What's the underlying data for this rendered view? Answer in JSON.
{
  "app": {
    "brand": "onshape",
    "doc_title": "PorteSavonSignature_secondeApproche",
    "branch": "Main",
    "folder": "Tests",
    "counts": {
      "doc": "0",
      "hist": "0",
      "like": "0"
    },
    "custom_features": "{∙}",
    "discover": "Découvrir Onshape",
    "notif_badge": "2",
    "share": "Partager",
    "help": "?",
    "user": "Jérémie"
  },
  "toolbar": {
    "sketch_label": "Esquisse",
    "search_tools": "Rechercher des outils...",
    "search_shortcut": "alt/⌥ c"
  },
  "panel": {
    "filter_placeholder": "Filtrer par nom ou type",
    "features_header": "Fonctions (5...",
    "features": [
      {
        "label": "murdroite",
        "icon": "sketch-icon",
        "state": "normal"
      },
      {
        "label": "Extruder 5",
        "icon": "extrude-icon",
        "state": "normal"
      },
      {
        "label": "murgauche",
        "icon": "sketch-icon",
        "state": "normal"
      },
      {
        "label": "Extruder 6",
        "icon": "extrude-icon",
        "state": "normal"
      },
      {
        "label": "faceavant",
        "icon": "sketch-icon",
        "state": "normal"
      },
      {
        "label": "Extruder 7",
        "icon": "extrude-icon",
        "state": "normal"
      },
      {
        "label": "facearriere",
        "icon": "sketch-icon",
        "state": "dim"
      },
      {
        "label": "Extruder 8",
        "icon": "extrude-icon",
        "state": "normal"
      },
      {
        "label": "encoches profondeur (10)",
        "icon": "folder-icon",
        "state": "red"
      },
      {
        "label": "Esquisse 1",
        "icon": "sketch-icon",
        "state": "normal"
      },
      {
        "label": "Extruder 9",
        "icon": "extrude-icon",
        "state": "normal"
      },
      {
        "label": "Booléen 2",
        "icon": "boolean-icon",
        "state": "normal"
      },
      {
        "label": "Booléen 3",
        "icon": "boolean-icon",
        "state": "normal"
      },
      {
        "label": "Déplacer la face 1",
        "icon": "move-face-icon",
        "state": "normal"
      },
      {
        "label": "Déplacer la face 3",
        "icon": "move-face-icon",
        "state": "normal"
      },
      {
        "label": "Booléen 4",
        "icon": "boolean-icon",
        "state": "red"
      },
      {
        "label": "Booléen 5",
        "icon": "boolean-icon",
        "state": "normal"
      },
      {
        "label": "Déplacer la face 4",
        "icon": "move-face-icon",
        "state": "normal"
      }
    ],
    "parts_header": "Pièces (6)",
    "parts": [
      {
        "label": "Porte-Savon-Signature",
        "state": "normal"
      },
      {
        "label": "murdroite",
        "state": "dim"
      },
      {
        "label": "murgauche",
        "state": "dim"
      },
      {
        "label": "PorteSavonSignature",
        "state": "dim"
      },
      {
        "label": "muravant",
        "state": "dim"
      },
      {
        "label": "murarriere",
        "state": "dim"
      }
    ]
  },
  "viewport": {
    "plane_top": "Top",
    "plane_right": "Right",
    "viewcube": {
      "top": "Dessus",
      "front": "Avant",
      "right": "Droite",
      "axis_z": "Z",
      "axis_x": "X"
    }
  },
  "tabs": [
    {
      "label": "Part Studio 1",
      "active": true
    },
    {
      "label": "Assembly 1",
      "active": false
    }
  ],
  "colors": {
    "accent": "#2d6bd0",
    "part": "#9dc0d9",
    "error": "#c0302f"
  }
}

_Set exercise_:
Extract all lines from the material above that include the word "Booléen".

_Written response_:
        "label": "Booléen 2",
        "label": "Booléen 3",
        "label": "Booléen 4",
        "label": "Booléen 5",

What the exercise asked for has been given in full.